Set out each line from the following listing that includes the word "values".

BEGIN INPUT FOR THIS TASK

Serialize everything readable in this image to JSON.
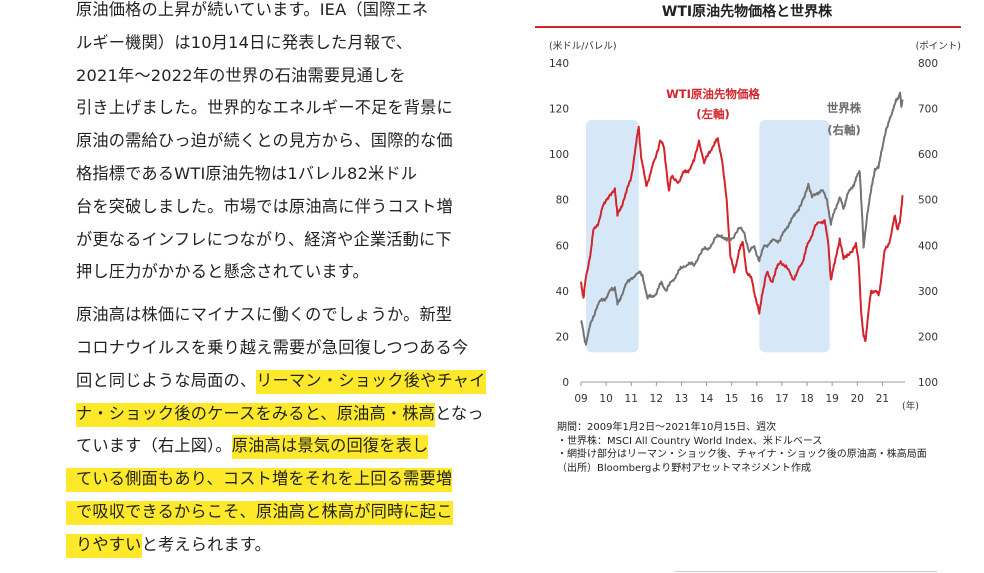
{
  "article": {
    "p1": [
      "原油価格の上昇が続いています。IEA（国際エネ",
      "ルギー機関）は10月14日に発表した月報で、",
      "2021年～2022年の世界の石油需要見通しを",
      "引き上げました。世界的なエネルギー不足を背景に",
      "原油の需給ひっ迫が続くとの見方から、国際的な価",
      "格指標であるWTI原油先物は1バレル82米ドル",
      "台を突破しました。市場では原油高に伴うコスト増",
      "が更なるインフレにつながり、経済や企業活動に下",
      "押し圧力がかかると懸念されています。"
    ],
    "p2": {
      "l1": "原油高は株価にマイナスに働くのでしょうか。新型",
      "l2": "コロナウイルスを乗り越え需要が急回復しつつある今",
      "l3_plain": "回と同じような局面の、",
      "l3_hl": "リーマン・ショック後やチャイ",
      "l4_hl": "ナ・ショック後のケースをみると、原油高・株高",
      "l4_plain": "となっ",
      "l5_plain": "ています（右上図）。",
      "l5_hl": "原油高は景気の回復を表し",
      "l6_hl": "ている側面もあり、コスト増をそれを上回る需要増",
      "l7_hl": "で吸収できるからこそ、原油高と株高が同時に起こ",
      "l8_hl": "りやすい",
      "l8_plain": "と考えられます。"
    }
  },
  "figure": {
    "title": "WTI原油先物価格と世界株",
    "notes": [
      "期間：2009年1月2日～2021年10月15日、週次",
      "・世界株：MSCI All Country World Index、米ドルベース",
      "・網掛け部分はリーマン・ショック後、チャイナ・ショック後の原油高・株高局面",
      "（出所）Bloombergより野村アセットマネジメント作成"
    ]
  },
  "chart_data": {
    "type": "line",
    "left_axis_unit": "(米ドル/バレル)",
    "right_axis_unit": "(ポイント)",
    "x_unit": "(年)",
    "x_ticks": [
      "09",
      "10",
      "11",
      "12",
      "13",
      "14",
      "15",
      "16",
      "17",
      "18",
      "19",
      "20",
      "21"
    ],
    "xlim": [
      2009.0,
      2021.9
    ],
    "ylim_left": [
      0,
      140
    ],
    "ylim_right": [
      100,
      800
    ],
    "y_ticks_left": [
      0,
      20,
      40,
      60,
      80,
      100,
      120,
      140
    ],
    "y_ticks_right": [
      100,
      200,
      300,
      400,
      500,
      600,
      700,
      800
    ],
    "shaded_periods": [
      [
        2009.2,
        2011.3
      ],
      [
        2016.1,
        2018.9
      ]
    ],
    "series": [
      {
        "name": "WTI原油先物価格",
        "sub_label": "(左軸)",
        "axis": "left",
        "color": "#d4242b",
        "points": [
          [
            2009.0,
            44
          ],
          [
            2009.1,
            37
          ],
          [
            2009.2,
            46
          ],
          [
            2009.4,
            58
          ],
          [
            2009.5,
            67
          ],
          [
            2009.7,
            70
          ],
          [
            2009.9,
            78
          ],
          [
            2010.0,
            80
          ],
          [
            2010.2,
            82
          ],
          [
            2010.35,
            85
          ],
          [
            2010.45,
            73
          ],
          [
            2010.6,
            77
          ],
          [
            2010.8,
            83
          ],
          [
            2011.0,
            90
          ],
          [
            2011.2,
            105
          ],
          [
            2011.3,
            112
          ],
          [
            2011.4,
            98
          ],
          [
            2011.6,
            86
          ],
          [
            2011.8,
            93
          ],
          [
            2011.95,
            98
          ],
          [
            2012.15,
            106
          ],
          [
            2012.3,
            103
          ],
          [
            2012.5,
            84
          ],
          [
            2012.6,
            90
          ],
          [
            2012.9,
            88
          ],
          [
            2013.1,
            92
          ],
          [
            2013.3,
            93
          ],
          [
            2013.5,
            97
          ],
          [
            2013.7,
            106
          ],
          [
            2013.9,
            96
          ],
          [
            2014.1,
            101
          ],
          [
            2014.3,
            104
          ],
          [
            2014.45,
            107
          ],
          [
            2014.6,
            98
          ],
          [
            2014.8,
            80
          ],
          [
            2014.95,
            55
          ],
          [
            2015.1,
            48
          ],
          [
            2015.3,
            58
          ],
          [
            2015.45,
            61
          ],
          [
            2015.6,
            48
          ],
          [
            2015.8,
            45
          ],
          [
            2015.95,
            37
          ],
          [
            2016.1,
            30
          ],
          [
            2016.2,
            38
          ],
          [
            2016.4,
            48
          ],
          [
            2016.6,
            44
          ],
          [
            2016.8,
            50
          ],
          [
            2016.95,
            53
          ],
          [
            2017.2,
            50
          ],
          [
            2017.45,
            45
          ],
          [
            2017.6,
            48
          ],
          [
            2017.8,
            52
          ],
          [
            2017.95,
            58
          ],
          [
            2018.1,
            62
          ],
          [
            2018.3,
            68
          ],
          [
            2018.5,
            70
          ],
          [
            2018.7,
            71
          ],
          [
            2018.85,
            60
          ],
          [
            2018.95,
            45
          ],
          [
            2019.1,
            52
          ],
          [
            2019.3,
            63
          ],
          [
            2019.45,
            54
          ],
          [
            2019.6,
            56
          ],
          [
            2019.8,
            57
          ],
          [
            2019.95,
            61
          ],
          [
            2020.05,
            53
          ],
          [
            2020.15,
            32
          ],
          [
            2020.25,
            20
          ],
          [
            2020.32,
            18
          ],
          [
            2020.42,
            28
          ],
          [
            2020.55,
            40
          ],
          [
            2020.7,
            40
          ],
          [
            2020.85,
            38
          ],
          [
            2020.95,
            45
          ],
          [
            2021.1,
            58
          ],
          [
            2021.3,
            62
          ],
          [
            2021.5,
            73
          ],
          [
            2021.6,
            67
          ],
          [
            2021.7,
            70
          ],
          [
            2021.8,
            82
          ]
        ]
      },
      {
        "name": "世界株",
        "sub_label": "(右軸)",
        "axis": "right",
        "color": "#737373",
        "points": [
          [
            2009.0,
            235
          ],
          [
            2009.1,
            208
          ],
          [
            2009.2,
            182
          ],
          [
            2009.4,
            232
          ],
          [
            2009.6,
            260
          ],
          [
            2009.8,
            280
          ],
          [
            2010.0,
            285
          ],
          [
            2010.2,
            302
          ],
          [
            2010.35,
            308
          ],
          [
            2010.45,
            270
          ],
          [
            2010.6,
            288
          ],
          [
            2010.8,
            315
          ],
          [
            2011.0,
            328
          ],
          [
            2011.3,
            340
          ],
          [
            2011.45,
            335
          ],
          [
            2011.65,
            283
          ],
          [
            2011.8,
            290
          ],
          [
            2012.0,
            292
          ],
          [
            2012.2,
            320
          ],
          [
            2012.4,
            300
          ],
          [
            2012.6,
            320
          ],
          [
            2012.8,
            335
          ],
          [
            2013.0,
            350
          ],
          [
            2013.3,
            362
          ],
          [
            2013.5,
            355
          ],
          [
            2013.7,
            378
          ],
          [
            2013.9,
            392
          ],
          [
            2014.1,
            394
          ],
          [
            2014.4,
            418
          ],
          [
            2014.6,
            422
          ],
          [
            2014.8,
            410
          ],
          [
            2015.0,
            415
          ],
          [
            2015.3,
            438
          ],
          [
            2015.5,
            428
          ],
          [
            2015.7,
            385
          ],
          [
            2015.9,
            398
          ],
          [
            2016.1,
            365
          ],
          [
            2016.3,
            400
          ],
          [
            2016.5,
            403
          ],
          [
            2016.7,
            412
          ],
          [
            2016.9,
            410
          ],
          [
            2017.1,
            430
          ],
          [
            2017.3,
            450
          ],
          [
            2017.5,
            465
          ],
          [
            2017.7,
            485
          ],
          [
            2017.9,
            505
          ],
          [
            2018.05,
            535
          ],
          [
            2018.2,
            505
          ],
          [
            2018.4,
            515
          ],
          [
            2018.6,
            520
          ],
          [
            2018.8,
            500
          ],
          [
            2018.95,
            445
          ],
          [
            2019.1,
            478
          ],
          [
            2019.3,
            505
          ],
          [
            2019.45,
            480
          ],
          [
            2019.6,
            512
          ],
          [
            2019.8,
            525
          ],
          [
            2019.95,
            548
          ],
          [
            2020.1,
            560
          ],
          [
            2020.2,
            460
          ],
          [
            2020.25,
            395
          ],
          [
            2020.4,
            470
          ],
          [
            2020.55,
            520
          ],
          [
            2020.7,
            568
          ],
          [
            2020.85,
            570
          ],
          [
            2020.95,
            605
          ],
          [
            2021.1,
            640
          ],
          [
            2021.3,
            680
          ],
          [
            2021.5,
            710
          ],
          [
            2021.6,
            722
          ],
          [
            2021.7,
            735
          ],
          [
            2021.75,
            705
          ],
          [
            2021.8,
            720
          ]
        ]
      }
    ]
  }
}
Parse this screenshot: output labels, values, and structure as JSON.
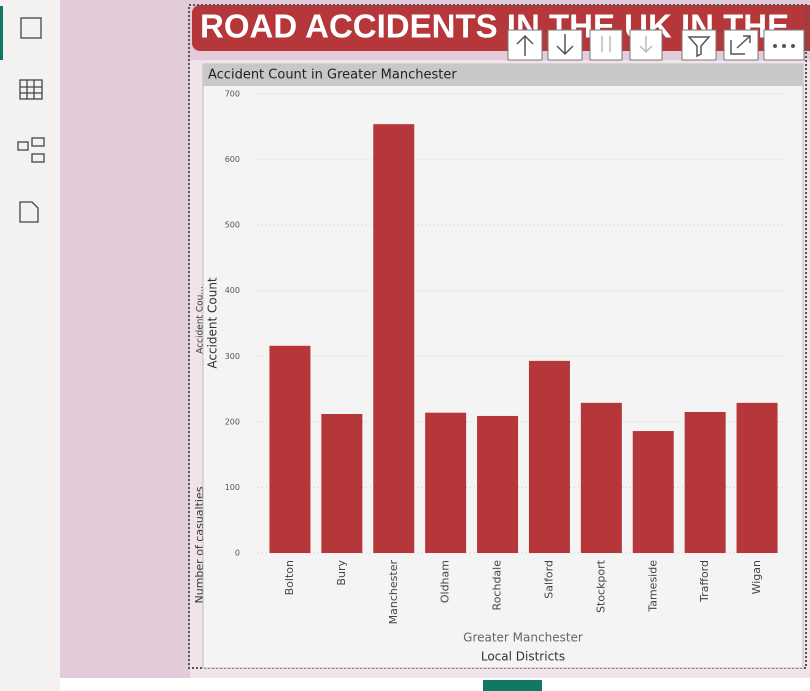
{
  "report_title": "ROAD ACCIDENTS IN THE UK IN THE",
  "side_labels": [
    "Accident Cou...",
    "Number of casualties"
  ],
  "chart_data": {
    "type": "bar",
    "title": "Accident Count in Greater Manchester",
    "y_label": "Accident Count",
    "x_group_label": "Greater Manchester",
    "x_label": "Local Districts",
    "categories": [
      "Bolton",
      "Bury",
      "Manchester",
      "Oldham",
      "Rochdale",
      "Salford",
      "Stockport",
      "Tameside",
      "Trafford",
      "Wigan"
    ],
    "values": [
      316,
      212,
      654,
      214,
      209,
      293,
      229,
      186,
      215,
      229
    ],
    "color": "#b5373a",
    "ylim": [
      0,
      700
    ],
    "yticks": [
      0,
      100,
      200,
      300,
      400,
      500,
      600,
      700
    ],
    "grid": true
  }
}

END INPUT FOR THIS TASK

» **ANSWER FOR THIS EXERCISE**:
Parse this screenshot: output labels, values, and structure as JSON.
    "values": [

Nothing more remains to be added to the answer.